GOAL. Every record should be copied exactly, except that pictures are to be omitted.

DATA SUPPLIED.

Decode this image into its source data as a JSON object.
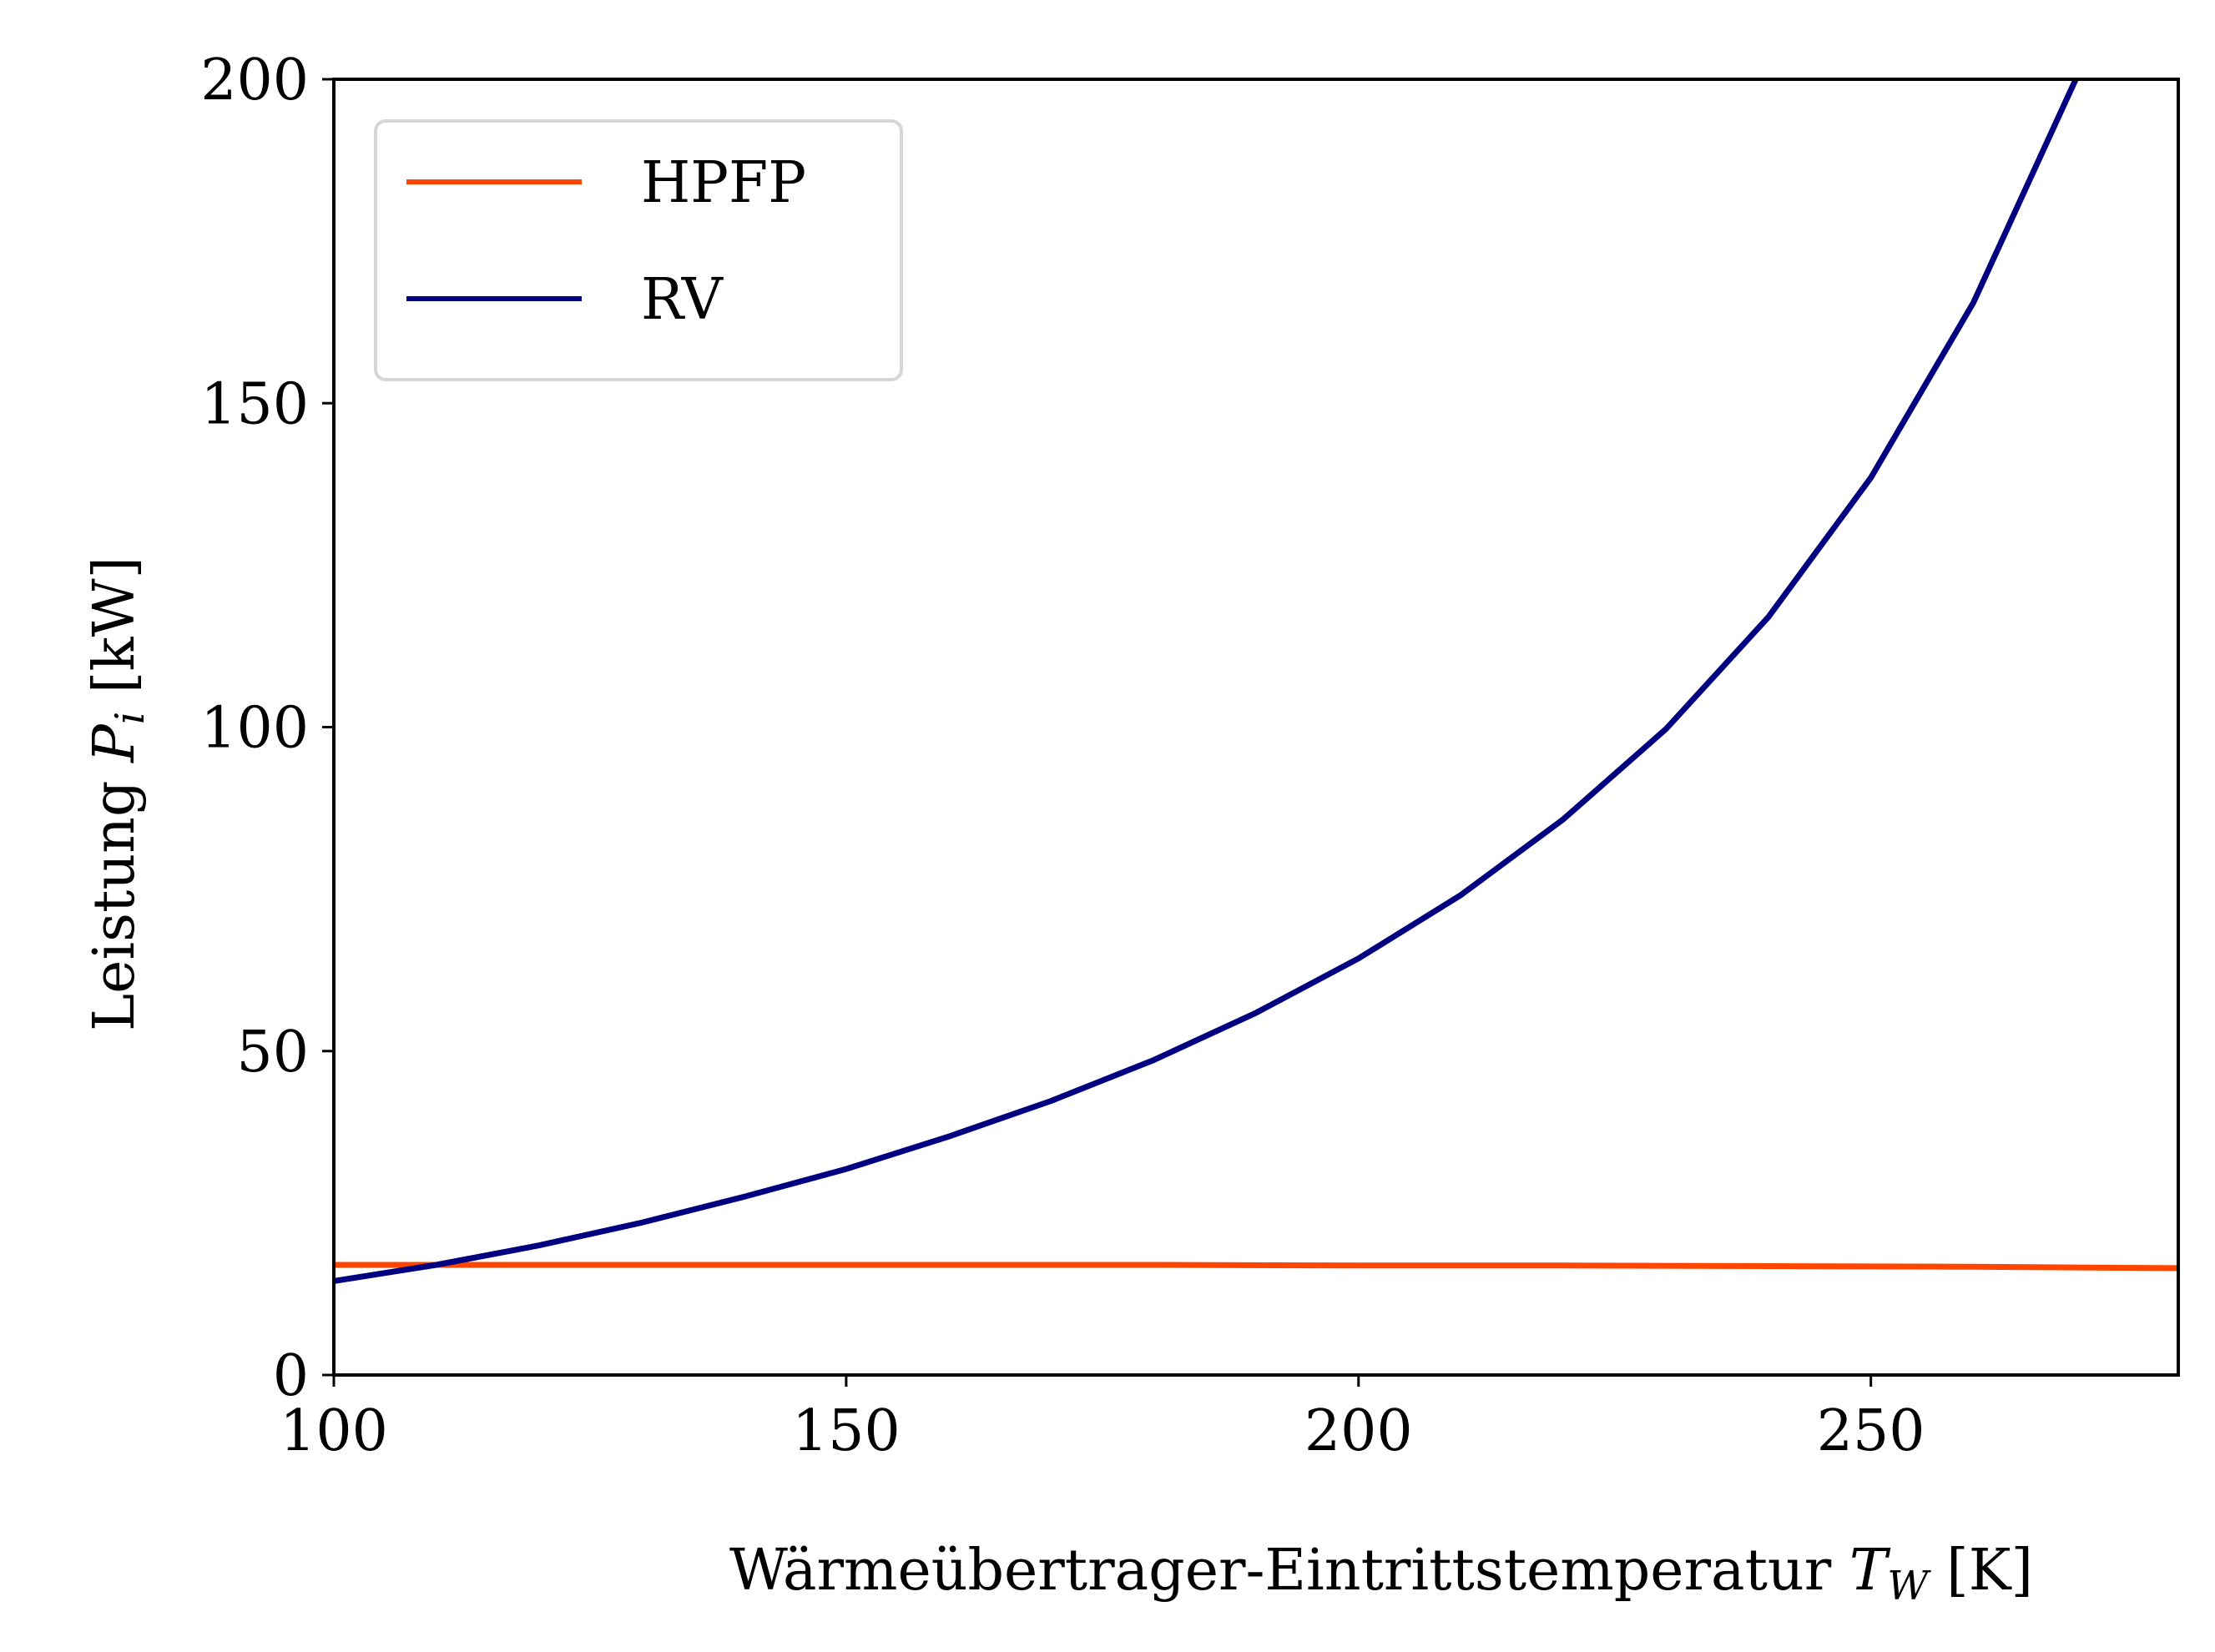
{
  "chart_data": {
    "type": "line",
    "title": "",
    "xlabel_prefix": "Wärmeübertrager-Eintrittstemperatur ",
    "xlabel_symbol": "T",
    "xlabel_subscript": "W",
    "xlabel_unit": " [K]",
    "ylabel_prefix": "Leistung ",
    "ylabel_symbol": "P",
    "ylabel_subscript": "i",
    "ylabel_unit": " [kW]",
    "xlim": [
      100,
      280
    ],
    "ylim": [
      0,
      200
    ],
    "xticks": [
      100,
      150,
      200,
      250
    ],
    "yticks": [
      0,
      50,
      100,
      150,
      200
    ],
    "grid": false,
    "legend_position": "top-left",
    "series": [
      {
        "name": "HPFP",
        "color": "#ff4500",
        "x": [
          100,
          120,
          140,
          160,
          180,
          200,
          220,
          240,
          260,
          280
        ],
        "y": [
          17.0,
          17.0,
          17.0,
          17.0,
          17.0,
          16.9,
          16.9,
          16.8,
          16.7,
          16.5
        ]
      },
      {
        "name": "RV",
        "color": "#000080",
        "x": [
          100,
          110,
          120,
          130,
          140,
          150,
          160,
          170,
          180,
          190,
          200,
          210,
          220,
          230,
          240,
          250,
          260,
          270
        ],
        "y": [
          14.5,
          17.0,
          20.0,
          23.5,
          27.5,
          31.8,
          36.8,
          42.3,
          48.6,
          55.9,
          64.3,
          74.1,
          85.8,
          99.7,
          117.0,
          138.5,
          165.5,
          200.0
        ]
      }
    ]
  }
}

SOLUTION TO THE EXERCISE.
Decode this image into its source data as a JSON object.
{
  "chart_data": {
    "type": "line",
    "title": "",
    "xlabel_prefix": "Wärmeübertrager-Eintrittstemperatur ",
    "xlabel_symbol": "T",
    "xlabel_subscript": "W",
    "xlabel_unit": " [K]",
    "ylabel_prefix": "Leistung ",
    "ylabel_symbol": "P",
    "ylabel_subscript": "i",
    "ylabel_unit": " [kW]",
    "xlim": [
      100,
      280
    ],
    "ylim": [
      0,
      200
    ],
    "xticks": [
      100,
      150,
      200,
      250
    ],
    "yticks": [
      0,
      50,
      100,
      150,
      200
    ],
    "grid": false,
    "legend_position": "top-left",
    "series": [
      {
        "name": "HPFP",
        "color": "#ff4500",
        "x": [
          100,
          120,
          140,
          160,
          180,
          200,
          220,
          240,
          260,
          280
        ],
        "y": [
          17.0,
          17.0,
          17.0,
          17.0,
          17.0,
          16.9,
          16.9,
          16.8,
          16.7,
          16.5
        ]
      },
      {
        "name": "RV",
        "color": "#000080",
        "x": [
          100,
          110,
          120,
          130,
          140,
          150,
          160,
          170,
          180,
          190,
          200,
          210,
          220,
          230,
          240,
          250,
          260,
          270
        ],
        "y": [
          14.5,
          17.0,
          20.0,
          23.5,
          27.5,
          31.8,
          36.8,
          42.3,
          48.6,
          55.9,
          64.3,
          74.1,
          85.8,
          99.7,
          117.0,
          138.5,
          165.5,
          200.0
        ]
      }
    ]
  }
}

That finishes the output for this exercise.